[Dataset items]

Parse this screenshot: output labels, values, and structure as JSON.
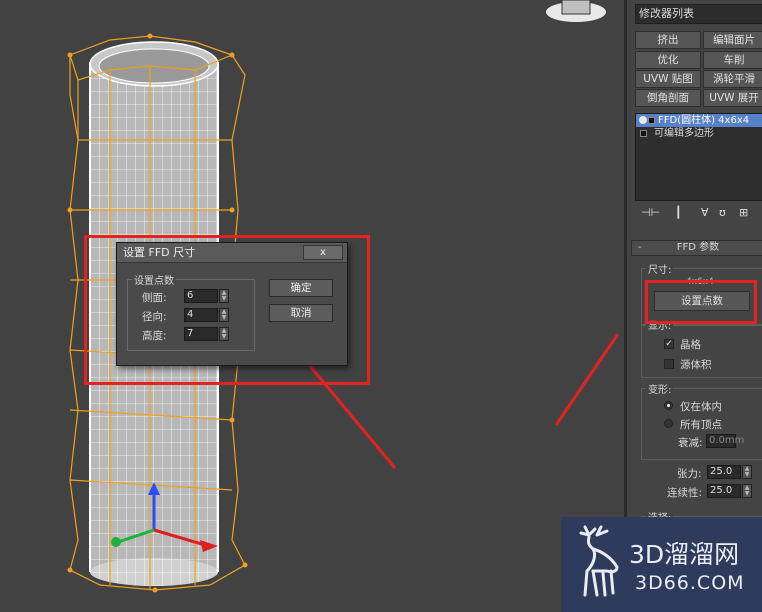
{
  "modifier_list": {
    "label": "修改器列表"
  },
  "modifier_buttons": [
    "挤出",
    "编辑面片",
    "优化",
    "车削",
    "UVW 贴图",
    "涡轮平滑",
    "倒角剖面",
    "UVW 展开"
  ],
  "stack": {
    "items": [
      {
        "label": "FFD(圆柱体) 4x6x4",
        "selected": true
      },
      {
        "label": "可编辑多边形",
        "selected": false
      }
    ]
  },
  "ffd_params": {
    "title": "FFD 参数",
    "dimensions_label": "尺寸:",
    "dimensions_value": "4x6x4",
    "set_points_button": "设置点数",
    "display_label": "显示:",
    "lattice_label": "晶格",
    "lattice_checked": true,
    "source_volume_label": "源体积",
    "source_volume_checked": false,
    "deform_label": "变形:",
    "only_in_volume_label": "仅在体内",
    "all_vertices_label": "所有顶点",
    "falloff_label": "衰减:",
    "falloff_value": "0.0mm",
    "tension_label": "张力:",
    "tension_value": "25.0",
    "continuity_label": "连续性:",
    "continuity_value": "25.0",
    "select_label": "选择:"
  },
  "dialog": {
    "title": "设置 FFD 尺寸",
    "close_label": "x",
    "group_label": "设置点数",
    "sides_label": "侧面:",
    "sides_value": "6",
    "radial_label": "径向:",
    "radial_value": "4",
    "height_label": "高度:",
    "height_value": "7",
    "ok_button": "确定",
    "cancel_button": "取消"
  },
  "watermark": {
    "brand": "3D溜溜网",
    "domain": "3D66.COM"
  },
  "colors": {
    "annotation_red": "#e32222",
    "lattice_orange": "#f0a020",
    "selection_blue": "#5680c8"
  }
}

§ Exercise
Say the number of lines in the records above that include the string "false", and no more.

§ Correct result
2